Living Neurons Playing DOOM? The Strange New Frontier of Computing — And What It Means for Florida’s Emerging Tech Future
A recent demonstration from Australian biotech firm Cortical Labs has reignited a fascinating debate about the future of computing — and how close humanity may be to technologies once confined to science fiction.
Researchers at the company have developed a system in which roughly 200,000 living human neurons are grown on a microelectrode array chip and connected to a computer system. In experimental demonstrations, the neurons interact with a digital environment, adapting their electrical activity in response to signals from the computer.
In one of the most eye-catching demonstrations, the system was connected to the classic video game Doom. The biological neural network responded to inputs and produced electrical outputs that translated into movements inside the game environment.
The result has led to viral headlines claiming that “a petri dish of brain cells learned to play Doom.”
The reality is more nuanced — but arguably even more intriguing.
The Rise of “Biological Computing”
The Cortical Labs system is part of a rapidly emerging field sometimes called biological or “wetware” computing, where living neurons are used as computational elements. Instead of relying solely on silicon chips, researchers explore how biological neural networks can process information and adapt to feedback.

───

• What is being asked
Rewrite the paragraph of the article on living neurons playing Doom that begins "Researchers at the company" as a brief bulleted list that keeps its main facts.

───

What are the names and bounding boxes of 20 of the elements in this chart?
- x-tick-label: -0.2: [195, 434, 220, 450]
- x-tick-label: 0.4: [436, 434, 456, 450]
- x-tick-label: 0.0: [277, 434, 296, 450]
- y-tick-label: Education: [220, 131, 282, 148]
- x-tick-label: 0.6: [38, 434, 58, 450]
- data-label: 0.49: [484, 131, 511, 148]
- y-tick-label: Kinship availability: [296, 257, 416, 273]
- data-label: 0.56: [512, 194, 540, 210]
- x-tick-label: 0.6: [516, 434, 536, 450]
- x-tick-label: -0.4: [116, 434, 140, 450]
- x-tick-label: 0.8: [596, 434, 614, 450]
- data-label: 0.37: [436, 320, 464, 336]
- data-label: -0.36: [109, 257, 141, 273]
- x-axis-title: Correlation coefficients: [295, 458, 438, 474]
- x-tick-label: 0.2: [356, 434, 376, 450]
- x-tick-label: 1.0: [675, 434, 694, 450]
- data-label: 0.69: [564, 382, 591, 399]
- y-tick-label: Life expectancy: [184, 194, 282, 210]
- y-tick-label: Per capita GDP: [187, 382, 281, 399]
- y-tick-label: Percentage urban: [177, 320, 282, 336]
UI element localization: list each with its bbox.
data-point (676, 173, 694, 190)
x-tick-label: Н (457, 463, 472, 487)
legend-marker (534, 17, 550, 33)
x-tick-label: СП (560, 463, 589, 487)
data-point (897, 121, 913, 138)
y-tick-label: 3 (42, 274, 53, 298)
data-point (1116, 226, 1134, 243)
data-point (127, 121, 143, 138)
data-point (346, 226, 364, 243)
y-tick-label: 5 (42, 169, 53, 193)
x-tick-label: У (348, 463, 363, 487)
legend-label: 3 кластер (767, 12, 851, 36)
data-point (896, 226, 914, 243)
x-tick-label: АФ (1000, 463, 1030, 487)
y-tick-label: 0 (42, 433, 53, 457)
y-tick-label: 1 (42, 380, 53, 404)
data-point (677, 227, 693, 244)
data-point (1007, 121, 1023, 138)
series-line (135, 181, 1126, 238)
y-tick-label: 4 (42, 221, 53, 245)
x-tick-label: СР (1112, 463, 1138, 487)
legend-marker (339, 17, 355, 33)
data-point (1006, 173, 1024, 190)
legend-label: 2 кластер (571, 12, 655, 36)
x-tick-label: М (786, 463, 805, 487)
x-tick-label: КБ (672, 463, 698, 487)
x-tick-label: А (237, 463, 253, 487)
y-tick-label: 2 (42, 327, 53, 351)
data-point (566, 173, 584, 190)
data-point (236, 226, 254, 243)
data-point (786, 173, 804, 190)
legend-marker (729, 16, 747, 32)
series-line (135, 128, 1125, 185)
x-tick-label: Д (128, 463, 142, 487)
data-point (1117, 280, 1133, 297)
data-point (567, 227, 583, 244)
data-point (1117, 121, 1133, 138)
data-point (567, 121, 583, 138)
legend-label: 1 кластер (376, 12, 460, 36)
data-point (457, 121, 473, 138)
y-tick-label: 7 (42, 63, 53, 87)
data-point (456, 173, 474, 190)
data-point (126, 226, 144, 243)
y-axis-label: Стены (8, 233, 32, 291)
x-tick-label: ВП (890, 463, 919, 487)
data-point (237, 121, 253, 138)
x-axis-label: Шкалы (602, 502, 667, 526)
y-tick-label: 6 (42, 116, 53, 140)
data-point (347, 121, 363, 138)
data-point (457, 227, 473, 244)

───

• Response box
- Company researchers grow about 200,000 living human neurons on a microelectrode array chip.
- The chip is connected to a computer system.
- In experimental demonstrations, the neurons interact with a digital environment.
- The neurons adapt their electrical activity in response to signals from the computer.